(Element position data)
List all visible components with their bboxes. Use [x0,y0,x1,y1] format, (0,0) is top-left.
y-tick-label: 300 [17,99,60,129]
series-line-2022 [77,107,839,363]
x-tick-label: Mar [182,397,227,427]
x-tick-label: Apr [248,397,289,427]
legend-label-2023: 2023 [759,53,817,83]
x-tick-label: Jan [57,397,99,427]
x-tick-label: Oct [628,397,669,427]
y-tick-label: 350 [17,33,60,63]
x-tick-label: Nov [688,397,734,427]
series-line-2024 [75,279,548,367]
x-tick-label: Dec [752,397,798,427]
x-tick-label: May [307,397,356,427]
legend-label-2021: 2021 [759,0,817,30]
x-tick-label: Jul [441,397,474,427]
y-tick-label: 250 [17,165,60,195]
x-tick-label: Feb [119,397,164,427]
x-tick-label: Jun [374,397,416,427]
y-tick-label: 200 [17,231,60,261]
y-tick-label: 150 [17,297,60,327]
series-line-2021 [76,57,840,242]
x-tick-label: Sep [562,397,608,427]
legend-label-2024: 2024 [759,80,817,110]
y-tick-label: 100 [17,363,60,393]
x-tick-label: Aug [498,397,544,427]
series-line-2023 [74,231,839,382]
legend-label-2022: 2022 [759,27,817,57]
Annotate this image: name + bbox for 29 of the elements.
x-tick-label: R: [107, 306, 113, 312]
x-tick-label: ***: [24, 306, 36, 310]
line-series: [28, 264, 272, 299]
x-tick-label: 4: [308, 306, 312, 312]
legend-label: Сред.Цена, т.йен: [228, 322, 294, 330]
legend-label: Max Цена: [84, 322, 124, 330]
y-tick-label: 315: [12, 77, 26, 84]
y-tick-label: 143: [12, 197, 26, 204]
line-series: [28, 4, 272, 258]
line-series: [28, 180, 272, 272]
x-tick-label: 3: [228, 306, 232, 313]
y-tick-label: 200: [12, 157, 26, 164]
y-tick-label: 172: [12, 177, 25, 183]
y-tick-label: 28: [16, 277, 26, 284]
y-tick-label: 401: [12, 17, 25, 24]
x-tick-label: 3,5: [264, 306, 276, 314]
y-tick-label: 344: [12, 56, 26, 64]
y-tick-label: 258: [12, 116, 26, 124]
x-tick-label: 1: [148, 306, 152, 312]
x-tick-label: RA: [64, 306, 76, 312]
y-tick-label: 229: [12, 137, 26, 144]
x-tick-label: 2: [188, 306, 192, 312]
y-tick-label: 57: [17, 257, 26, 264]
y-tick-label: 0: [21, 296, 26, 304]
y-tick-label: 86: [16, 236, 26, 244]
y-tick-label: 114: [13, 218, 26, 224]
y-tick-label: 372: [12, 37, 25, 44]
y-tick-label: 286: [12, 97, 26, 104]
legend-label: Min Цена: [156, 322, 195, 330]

The exercise :: Identify every row in the rows above that contains the string "line", and copy each such row in full. Case counts.

Result for this exercise ::
series-line-2022 [77,107,839,363]
series-line-2024 [75,279,548,367]
series-line-2021 [76,57,840,242]
series-line-2023 [74,231,839,382]
line-series: [28, 264, 272, 299]
line-series: [28, 4, 272, 258]
line-series: [28, 180, 272, 272]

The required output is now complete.